Saved entries
□ □ □ □ □ □ □
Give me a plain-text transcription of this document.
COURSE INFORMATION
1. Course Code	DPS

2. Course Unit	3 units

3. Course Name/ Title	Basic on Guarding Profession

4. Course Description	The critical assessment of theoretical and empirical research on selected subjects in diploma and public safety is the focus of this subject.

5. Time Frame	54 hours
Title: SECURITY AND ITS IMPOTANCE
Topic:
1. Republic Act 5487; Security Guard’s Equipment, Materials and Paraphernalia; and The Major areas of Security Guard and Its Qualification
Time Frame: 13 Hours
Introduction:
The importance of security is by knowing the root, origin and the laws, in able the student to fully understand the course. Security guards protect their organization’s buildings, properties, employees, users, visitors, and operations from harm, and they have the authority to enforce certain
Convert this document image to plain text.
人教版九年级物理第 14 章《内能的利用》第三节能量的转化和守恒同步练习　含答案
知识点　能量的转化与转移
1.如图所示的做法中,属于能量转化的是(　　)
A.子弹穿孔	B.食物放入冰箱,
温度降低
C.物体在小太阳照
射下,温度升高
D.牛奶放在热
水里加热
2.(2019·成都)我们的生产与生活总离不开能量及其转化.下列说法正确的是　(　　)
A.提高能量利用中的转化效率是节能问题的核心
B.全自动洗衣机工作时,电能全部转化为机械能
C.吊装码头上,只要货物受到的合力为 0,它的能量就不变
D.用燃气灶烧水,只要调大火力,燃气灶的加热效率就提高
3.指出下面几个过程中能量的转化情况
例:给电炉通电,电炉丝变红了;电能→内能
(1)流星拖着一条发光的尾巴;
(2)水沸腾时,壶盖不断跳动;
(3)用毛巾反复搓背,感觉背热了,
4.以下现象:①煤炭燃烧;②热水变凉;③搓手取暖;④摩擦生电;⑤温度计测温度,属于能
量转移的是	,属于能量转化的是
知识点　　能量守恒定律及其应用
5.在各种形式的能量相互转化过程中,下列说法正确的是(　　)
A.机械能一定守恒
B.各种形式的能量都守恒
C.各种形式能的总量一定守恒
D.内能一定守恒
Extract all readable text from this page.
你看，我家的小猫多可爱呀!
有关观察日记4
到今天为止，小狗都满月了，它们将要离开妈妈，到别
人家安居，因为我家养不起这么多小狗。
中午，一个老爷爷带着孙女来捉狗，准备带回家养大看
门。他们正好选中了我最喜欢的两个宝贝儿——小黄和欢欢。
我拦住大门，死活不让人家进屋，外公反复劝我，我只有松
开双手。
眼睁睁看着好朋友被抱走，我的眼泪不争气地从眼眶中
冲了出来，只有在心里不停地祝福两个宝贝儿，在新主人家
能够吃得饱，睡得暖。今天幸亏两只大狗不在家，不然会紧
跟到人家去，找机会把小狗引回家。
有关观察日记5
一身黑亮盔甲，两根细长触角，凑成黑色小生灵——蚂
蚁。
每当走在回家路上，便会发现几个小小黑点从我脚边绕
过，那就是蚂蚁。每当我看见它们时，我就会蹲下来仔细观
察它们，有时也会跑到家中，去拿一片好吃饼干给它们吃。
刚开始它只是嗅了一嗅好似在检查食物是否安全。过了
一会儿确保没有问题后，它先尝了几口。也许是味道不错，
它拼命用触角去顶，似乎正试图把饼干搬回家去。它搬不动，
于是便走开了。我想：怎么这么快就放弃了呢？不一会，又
□ □ □ □ □ □ □
▶ _WHAT IS EXPECTED_
Each line of the material above needs to be quoted exactly, please.

▶ _CORRECT OUTPUT_
Give me a plain-text transcription of this document.
COURSE INFORMATION
1. Course Code	DPS

2. Course Unit	3 units

3. Course Name/ Title	Basic on Guarding Profession

4. Course Description	The critical assessment of theoretical and empirical research on selected subjects in diploma and public safety is the focus of this subject.

5. Time Frame	54 hours
Title: SECURITY AND ITS IMPOTANCE
Topic:
1. Republic Act 5487; Security Guard’s Equipment, Materials and Paraphernalia; and The Major areas of Security Guard and Its Qualification
Time Frame: 13 Hours
Introduction:
The importance of security is by knowing the root, origin and the laws, in able the student to fully understand the course. Security guards protect their organization’s buildings, properties, employees, users, visitors, and operations from harm, and they have the authority to enforce certain
Convert this document image to plain text.
人教版九年级物理第 14 章《内能的利用》第三节能量的转化和守恒同步练习　含答案
知识点　能量的转化与转移
1.如图所示的做法中,属于能量转化的是(　　)
A.子弹穿孔	B.食物放入冰箱,
温度降低
C.物体在小太阳照
射下,温度升高
D.牛奶放在热
水里加热
2.(2019·成都)我们的生产与生活总离不开能量及其转化.下列说法正确的是　(　　)
A.提高能量利用中的转化效率是节能问题的核心
B.全自动洗衣机工作时,电能全部转化为机械能
C.吊装码头上,只要货物受到的合力为 0,它的能量就不变
D.用燃气灶烧水,只要调大火力,燃气灶的加热效率就提高
3.指出下面几个过程中能量的转化情况
例:给电炉通电,电炉丝变红了;电能→内能
(1)流星拖着一条发光的尾巴;
(2)水沸腾时,壶盖不断跳动;
(3)用毛巾反复搓背,感觉背热了,
4.以下现象:①煤炭燃烧;②热水变凉;③搓手取暖;④摩擦生电;⑤温度计测温度,属于能
量转移的是	,属于能量转化的是
知识点　　能量守恒定律及其应用
5.在各种形式的能量相互转化过程中,下列说法正确的是(　　)
A.机械能一定守恒
B.各种形式的能量都守恒
C.各种形式能的总量一定守恒
D.内能一定守恒
Extract all readable text from this page.
你看，我家的小猫多可爱呀!
有关观察日记4
到今天为止，小狗都满月了，它们将要离开妈妈，到别
人家安居，因为我家养不起这么多小狗。
中午，一个老爷爷带着孙女来捉狗，准备带回家养大看
门。他们正好选中了我最喜欢的两个宝贝儿——小黄和欢欢。
我拦住大门，死活不让人家进屋，外公反复劝我，我只有松
开双手。
眼睁睁看着好朋友被抱走，我的眼泪不争气地从眼眶中
冲了出来，只有在心里不停地祝福两个宝贝儿，在新主人家
能够吃得饱，睡得暖。今天幸亏两只大狗不在家，不然会紧
跟到人家去，找机会把小狗引回家。
有关观察日记5
一身黑亮盔甲，两根细长触角，凑成黑色小生灵——蚂
蚁。
每当走在回家路上，便会发现几个小小黑点从我脚边绕
过，那就是蚂蚁。每当我看见它们时，我就会蹲下来仔细观
察它们，有时也会跑到家中，去拿一片好吃饼干给它们吃。
刚开始它只是嗅了一嗅好似在检查食物是否安全。过了
一会儿确保没有问题后，它先尝了几口。也许是味道不错，
它拼命用触角去顶，似乎正试图把饼干搬回家去。它搬不动，
于是便走开了。我想：怎么这么快就放弃了呢？不一会，又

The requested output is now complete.